╭─ Data in this exercise

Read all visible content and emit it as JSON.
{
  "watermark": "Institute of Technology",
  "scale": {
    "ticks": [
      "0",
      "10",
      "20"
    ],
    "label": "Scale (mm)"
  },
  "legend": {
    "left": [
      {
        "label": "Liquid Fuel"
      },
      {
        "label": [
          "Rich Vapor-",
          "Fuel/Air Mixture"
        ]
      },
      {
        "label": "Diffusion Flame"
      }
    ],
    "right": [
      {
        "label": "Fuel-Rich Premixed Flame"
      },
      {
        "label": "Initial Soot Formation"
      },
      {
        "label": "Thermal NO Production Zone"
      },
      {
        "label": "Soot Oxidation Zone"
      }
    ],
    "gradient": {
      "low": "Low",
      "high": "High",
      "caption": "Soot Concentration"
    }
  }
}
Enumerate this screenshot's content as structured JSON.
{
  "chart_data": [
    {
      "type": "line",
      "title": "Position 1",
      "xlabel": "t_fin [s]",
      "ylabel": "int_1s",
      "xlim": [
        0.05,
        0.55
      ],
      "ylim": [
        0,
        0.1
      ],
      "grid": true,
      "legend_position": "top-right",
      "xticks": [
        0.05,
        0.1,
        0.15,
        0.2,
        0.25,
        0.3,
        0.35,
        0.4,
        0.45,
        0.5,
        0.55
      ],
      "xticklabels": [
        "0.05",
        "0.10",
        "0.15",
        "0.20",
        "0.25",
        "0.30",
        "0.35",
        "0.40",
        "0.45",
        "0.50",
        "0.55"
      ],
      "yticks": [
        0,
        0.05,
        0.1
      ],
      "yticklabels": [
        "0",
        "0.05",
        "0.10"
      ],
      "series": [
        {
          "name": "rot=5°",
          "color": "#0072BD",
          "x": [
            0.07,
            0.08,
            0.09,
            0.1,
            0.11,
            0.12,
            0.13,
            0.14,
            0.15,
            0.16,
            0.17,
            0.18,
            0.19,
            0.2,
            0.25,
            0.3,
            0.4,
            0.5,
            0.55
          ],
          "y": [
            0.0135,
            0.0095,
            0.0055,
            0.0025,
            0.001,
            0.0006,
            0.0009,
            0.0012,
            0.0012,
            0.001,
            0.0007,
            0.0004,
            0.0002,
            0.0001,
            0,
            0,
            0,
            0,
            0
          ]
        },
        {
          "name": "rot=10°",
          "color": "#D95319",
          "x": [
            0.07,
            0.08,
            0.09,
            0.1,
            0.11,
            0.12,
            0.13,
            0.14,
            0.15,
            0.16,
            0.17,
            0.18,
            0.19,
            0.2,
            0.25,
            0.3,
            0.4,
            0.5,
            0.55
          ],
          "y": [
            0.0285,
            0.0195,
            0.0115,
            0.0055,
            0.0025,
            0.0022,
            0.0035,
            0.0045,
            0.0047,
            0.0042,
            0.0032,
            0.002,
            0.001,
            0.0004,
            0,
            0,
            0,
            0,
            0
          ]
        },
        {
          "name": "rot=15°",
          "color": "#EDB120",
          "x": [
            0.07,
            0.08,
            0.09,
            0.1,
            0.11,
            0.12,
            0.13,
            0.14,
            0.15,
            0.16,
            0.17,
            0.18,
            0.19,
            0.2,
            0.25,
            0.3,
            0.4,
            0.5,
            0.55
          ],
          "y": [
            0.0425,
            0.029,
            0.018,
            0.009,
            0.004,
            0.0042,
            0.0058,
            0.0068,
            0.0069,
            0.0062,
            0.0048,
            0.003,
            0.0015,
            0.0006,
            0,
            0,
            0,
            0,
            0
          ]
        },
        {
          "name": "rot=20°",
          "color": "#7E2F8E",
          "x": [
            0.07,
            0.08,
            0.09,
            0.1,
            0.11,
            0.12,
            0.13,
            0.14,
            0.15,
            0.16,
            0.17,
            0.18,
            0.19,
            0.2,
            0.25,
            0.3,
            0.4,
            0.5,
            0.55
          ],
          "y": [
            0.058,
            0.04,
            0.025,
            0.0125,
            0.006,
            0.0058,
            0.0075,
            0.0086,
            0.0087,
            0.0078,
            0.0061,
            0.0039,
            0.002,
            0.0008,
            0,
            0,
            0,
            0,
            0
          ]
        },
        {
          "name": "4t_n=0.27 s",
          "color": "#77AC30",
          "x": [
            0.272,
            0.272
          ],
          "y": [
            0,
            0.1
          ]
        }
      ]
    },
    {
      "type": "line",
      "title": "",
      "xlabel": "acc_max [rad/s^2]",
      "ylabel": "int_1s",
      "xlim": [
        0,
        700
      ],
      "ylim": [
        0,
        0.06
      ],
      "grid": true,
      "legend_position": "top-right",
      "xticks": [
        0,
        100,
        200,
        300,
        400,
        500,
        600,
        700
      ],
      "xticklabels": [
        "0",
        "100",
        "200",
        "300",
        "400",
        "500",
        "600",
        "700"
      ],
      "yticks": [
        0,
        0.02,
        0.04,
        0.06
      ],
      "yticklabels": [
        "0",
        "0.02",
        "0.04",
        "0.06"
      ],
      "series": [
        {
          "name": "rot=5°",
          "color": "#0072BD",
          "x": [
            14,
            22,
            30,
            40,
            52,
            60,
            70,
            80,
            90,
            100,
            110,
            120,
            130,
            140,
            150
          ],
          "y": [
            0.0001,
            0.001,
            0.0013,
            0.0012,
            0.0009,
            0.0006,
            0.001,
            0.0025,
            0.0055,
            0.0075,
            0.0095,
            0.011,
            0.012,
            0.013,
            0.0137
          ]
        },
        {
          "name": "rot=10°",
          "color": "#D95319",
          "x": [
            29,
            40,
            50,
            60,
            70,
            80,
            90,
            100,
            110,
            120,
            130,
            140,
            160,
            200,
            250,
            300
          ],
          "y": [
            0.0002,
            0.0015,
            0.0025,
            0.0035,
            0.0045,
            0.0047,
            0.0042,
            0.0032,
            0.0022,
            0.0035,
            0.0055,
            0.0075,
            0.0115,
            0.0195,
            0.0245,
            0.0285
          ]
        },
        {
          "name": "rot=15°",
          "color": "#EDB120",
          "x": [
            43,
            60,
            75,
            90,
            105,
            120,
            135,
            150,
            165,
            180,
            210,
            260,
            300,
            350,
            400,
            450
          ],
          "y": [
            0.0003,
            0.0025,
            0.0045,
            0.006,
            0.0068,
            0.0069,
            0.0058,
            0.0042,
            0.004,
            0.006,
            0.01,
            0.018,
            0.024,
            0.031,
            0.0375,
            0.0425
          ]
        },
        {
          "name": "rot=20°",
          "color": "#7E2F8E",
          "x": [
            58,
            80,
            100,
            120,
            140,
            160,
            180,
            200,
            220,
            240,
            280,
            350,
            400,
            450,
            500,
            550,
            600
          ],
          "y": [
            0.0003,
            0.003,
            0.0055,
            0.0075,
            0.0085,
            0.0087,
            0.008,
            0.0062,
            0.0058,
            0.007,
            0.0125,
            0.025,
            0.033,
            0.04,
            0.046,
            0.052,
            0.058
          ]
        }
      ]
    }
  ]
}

╰─

Task prompt
Your task is to repeat the data exactly; please include every line.

Solution below
Read all visible content and emit it as JSON.
{
  "watermark": "Institute of Technology",
  "scale": {
    "ticks": [
      "0",
      "10",
      "20"
    ],
    "label": "Scale (mm)"
  },
  "legend": {
    "left": [
      {
        "label": "Liquid Fuel"
      },
      {
        "label": [
          "Rich Vapor-",
          "Fuel/Air Mixture"
        ]
      },
      {
        "label": "Diffusion Flame"
      }
    ],
    "right": [
      {
        "label": "Fuel-Rich Premixed Flame"
      },
      {
        "label": "Initial Soot Formation"
      },
      {
        "label": "Thermal NO Production Zone"
      },
      {
        "label": "Soot Oxidation Zone"
      }
    ],
    "gradient": {
      "low": "Low",
      "high": "High",
      "caption": "Soot Concentration"
    }
  }
}
Enumerate this screenshot's content as structured JSON.
{
  "chart_data": [
    {
      "type": "line",
      "title": "Position 1",
      "xlabel": "t_fin [s]",
      "ylabel": "int_1s",
      "xlim": [
        0.05,
        0.55
      ],
      "ylim": [
        0,
        0.1
      ],
      "grid": true,
      "legend_position": "top-right",
      "xticks": [
        0.05,
        0.1,
        0.15,
        0.2,
        0.25,
        0.3,
        0.35,
        0.4,
        0.45,
        0.5,
        0.55
      ],
      "xticklabels": [
        "0.05",
        "0.10",
        "0.15",
        "0.20",
        "0.25",
        "0.30",
        "0.35",
        "0.40",
        "0.45",
        "0.50",
        "0.55"
      ],
      "yticks": [
        0,
        0.05,
        0.1
      ],
      "yticklabels": [
        "0",
        "0.05",
        "0.10"
      ],
      "series": [
        {
          "name": "rot=5°",
          "color": "#0072BD",
          "x": [
            0.07,
            0.08,
            0.09,
            0.1,
            0.11,
            0.12,
            0.13,
            0.14,
            0.15,
            0.16,
            0.17,
            0.18,
            0.19,
            0.2,
            0.25,
            0.3,
            0.4,
            0.5,
            0.55
          ],
          "y": [
            0.0135,
            0.0095,
            0.0055,
            0.0025,
            0.001,
            0.0006,
            0.0009,
            0.0012,
            0.0012,
            0.001,
            0.0007,
            0.0004,
            0.0002,
            0.0001,
            0,
            0,
            0,
            0,
            0
          ]
        },
        {
          "name": "rot=10°",
          "color": "#D95319",
          "x": [
            0.07,
            0.08,
            0.09,
            0.1,
            0.11,
            0.12,
            0.13,
            0.14,
            0.15,
            0.16,
            0.17,
            0.18,
            0.19,
            0.2,
            0.25,
            0.3,
            0.4,
            0.5,
            0.55
          ],
          "y": [
            0.0285,
            0.0195,
            0.0115,
            0.0055,
            0.0025,
            0.0022,
            0.0035,
            0.0045,
            0.0047,
            0.0042,
            0.0032,
            0.002,
            0.001,
            0.0004,
            0,
            0,
            0,
            0,
            0
          ]
        },
        {
          "name": "rot=15°",
          "color": "#EDB120",
          "x": [
            0.07,
            0.08,
            0.09,
            0.1,
            0.11,
            0.12,
            0.13,
            0.14,
            0.15,
            0.16,
            0.17,
            0.18,
            0.19,
            0.2,
            0.25,
            0.3,
            0.4,
            0.5,
            0.55
          ],
          "y": [
            0.0425,
            0.029,
            0.018,
            0.009,
            0.004,
            0.0042,
            0.0058,
            0.0068,
            0.0069,
            0.0062,
            0.0048,
            0.003,
            0.0015,
            0.0006,
            0,
            0,
            0,
            0,
            0
          ]
        },
        {
          "name": "rot=20°",
          "color": "#7E2F8E",
          "x": [
            0.07,
            0.08,
            0.09,
            0.1,
            0.11,
            0.12,
            0.13,
            0.14,
            0.15,
            0.16,
            0.17,
            0.18,
            0.19,
            0.2,
            0.25,
            0.3,
            0.4,
            0.5,
            0.55
          ],
          "y": [
            0.058,
            0.04,
            0.025,
            0.0125,
            0.006,
            0.0058,
            0.0075,
            0.0086,
            0.0087,
            0.0078,
            0.0061,
            0.0039,
            0.002,
            0.0008,
            0,
            0,
            0,
            0,
            0
          ]
        },
        {
          "name": "4t_n=0.27 s",
          "color": "#77AC30",
          "x": [
            0.272,
            0.272
          ],
          "y": [
            0,
            0.1
          ]
        }
      ]
    },
    {
      "type": "line",
      "title": "",
      "xlabel": "acc_max [rad/s^2]",
      "ylabel": "int_1s",
      "xlim": [
        0,
        700
      ],
      "ylim": [
        0,
        0.06
      ],
      "grid": true,
      "legend_position": "top-right",
      "xticks": [
        0,
        100,
        200,
        300,
        400,
        500,
        600,
        700
      ],
      "xticklabels": [
        "0",
        "100",
        "200",
        "300",
        "400",
        "500",
        "600",
        "700"
      ],
      "yticks": [
        0,
        0.02,
        0.04,
        0.06
      ],
      "yticklabels": [
        "0",
        "0.02",
        "0.04",
        "0.06"
      ],
      "series": [
        {
          "name": "rot=5°",
          "color": "#0072BD",
          "x": [
            14,
            22,
            30,
            40,
            52,
            60,
            70,
            80,
            90,
            100,
            110,
            120,
            130,
            140,
            150
          ],
          "y": [
            0.0001,
            0.001,
            0.0013,
            0.0012,
            0.0009,
            0.0006,
            0.001,
            0.0025,
            0.0055,
            0.0075,
            0.0095,
            0.011,
            0.012,
            0.013,
            0.0137
          ]
        },
        {
          "name": "rot=10°",
          "color": "#D95319",
          "x": [
            29,
            40,
            50,
            60,
            70,
            80,
            90,
            100,
            110,
            120,
            130,
            140,
            160,
            200,
            250,
            300
          ],
          "y": [
            0.0002,
            0.0015,
            0.0025,
            0.0035,
            0.0045,
            0.0047,
            0.0042,
            0.0032,
            0.0022,
            0.0035,
            0.0055,
            0.0075,
            0.0115,
            0.0195,
            0.0245,
            0.0285
          ]
        },
        {
          "name": "rot=15°",
          "color": "#EDB120",
          "x": [
            43,
            60,
            75,
            90,
            105,
            120,
            135,
            150,
            165,
            180,
            210,
            260,
            300,
            350,
            400,
            450
          ],
          "y": [
            0.0003,
            0.0025,
            0.0045,
            0.006,
            0.0068,
            0.0069,
            0.0058,
            0.0042,
            0.004,
            0.006,
            0.01,
            0.018,
            0.024,
            0.031,
            0.0375,
            0.0425
          ]
        },
        {
          "name": "rot=20°",
          "color": "#7E2F8E",
          "x": [
            58,
            80,
            100,
            120,
            140,
            160,
            180,
            200,
            220,
            240,
            280,
            350,
            400,
            450,
            500,
            550,
            600
          ],
          "y": [
            0.0003,
            0.003,
            0.0055,
            0.0075,
            0.0085,
            0.0087,
            0.008,
            0.0062,
            0.0058,
            0.007,
            0.0125,
            0.025,
            0.033,
            0.04,
            0.046,
            0.052,
            0.058
          ]
        }
      ]
    }
  ]
}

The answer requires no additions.